=== Task goal ===
Copy out the lines from the one containing "List every element" to the one containing "55, 634, 73]", inclusive.

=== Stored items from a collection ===
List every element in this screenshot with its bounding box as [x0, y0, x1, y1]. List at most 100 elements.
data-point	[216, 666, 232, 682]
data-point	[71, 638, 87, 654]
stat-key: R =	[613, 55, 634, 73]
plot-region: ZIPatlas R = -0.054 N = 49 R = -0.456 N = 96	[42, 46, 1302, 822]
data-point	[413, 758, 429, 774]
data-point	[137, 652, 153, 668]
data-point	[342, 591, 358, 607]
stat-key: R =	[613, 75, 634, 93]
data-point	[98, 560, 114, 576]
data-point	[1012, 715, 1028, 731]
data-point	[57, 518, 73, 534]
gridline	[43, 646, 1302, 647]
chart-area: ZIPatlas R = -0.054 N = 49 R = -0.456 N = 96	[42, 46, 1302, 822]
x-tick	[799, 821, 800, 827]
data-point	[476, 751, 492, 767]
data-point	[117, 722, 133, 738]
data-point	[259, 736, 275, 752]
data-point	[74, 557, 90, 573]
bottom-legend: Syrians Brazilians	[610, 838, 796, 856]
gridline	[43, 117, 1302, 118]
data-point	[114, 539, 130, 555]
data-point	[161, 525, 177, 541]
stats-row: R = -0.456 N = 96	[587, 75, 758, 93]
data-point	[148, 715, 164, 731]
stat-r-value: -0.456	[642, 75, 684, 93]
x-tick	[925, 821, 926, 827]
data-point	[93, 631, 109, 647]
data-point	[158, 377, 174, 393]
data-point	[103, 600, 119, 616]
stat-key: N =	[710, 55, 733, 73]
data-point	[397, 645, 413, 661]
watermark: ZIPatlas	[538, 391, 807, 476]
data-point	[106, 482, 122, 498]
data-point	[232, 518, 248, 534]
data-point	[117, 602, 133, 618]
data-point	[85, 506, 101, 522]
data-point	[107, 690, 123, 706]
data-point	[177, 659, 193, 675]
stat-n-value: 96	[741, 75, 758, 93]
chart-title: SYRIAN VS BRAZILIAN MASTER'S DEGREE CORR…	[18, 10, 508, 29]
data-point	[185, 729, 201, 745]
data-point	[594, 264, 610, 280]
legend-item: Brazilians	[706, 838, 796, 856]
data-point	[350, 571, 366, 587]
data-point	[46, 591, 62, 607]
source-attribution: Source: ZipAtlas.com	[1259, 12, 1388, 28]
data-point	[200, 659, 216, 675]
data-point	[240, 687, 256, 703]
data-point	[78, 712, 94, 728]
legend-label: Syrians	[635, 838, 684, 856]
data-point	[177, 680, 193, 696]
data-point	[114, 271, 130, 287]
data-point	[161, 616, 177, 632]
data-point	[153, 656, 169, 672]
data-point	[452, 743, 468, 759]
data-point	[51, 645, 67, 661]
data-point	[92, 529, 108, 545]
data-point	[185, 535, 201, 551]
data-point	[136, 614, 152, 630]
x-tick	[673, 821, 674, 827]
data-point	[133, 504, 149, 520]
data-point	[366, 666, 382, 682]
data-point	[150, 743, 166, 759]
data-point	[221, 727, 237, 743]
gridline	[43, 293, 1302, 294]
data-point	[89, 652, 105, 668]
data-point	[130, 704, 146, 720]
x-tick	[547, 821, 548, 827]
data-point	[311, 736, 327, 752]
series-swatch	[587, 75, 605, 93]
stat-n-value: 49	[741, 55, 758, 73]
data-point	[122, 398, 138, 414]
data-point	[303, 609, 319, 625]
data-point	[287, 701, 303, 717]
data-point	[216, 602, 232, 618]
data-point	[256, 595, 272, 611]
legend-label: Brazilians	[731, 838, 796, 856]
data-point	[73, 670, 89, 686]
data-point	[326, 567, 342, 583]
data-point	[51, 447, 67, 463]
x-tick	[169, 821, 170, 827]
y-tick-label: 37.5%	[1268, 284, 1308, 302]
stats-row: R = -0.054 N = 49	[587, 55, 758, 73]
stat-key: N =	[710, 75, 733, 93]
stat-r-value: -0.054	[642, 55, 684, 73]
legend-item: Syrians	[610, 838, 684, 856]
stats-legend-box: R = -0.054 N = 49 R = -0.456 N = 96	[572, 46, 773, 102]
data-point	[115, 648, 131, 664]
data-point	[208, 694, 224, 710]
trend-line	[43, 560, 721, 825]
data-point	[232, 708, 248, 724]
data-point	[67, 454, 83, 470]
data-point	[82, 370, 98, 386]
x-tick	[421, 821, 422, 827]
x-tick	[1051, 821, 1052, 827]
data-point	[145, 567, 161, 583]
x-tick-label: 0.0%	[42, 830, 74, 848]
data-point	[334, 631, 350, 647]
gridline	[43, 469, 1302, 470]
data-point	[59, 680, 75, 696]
...
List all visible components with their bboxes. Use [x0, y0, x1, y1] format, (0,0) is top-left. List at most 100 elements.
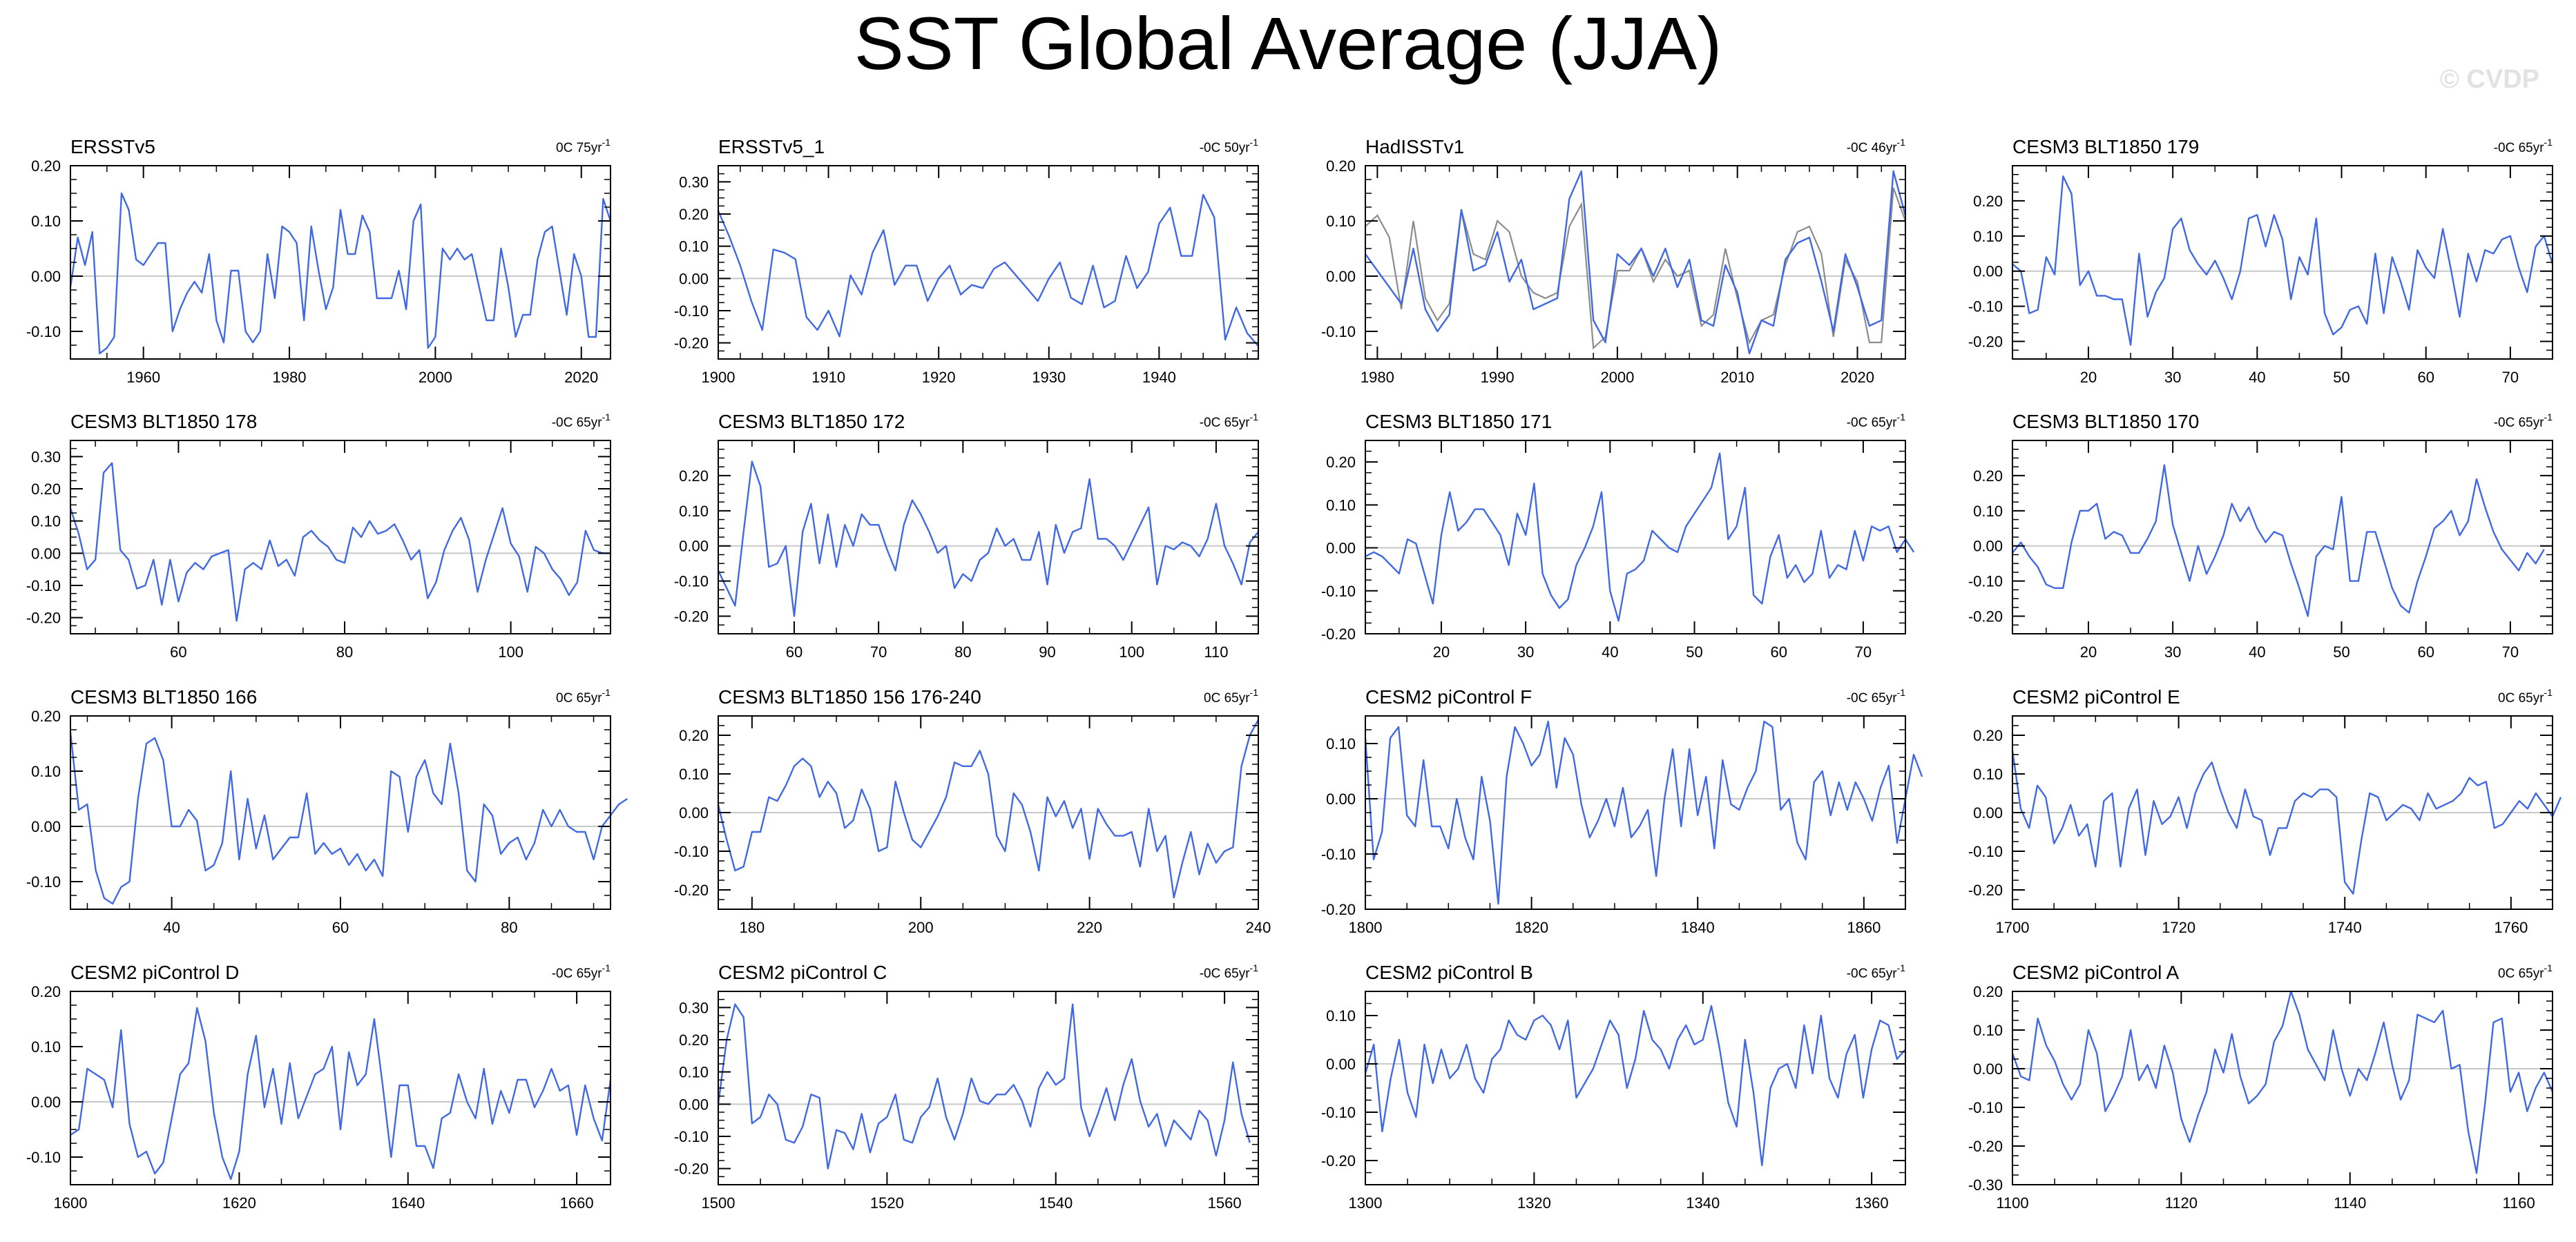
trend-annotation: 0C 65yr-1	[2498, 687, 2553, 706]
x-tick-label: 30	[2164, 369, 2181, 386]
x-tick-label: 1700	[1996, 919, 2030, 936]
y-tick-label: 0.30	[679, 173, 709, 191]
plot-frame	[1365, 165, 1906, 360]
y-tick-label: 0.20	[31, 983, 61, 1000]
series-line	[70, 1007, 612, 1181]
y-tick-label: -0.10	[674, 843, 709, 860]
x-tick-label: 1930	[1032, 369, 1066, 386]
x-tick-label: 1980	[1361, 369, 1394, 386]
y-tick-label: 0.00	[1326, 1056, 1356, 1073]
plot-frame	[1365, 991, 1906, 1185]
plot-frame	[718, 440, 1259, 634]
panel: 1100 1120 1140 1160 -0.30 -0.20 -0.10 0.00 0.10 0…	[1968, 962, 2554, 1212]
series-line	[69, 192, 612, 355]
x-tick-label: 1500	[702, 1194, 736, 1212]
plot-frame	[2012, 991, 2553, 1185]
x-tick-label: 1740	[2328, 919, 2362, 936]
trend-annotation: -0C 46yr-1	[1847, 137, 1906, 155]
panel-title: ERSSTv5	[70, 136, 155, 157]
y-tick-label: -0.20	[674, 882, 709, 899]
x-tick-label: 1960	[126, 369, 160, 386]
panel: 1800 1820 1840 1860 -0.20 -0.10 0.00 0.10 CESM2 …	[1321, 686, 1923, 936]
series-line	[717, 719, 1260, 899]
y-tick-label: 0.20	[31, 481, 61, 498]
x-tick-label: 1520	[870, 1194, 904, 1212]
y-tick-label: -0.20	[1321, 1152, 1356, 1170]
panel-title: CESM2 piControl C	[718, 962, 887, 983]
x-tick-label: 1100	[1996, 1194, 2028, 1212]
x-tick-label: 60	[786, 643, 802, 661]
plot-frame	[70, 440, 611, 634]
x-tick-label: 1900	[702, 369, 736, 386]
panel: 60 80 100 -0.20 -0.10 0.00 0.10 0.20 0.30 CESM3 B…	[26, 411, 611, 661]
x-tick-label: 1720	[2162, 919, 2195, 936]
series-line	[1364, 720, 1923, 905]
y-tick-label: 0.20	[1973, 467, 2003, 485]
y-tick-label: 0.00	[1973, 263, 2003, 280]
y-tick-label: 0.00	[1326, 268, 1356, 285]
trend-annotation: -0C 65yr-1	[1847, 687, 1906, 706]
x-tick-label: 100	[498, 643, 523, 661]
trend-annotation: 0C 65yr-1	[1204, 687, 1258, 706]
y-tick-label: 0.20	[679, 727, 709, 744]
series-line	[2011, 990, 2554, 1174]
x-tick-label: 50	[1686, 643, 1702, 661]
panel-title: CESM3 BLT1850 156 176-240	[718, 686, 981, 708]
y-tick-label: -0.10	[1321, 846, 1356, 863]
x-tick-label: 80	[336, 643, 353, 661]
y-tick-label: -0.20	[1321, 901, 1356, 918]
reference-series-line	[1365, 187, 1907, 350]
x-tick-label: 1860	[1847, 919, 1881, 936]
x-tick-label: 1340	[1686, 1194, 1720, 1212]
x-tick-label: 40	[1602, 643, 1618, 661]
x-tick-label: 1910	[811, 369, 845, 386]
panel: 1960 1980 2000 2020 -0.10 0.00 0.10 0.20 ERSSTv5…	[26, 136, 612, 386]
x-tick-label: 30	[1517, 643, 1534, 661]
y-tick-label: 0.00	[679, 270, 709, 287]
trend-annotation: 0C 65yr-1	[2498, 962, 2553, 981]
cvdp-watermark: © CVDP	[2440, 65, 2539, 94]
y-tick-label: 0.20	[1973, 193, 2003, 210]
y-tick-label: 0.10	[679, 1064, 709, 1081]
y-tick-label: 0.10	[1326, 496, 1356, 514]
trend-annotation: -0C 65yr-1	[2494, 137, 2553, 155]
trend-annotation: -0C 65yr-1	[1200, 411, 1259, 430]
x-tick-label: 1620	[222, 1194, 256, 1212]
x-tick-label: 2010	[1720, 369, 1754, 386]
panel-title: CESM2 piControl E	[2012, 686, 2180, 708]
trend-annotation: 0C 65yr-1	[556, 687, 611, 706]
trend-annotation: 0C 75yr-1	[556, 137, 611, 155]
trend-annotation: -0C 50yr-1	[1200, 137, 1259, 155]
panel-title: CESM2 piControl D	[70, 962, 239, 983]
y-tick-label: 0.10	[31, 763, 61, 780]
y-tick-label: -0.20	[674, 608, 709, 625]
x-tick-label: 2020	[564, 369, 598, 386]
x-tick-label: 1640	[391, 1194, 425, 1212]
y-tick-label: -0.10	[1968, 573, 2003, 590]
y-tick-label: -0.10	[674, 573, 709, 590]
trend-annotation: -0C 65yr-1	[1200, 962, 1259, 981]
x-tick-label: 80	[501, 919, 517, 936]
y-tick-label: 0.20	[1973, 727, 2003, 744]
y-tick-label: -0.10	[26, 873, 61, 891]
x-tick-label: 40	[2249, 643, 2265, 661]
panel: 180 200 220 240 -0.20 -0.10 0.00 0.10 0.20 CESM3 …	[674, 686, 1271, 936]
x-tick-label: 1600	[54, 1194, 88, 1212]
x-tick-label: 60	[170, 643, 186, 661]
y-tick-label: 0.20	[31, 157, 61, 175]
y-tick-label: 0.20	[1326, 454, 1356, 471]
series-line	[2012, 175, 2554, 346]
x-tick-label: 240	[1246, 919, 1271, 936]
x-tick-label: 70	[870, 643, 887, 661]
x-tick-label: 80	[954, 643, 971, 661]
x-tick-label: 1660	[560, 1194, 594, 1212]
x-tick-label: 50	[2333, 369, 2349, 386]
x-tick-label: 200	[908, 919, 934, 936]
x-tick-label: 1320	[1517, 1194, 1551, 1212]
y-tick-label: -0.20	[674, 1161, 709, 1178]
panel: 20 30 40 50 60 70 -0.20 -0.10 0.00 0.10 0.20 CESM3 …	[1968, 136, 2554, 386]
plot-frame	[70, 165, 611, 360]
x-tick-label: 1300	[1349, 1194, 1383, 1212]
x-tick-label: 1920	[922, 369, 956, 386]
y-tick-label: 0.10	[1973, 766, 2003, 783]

=== Reply to the task ===
List every element in this screenshot with its bounding box as [x0, y0, x1, y1]. List at most 100 elements.
data-point	[216, 666, 232, 682]
data-point	[71, 638, 87, 654]
stat-key: R =	[613, 55, 634, 73]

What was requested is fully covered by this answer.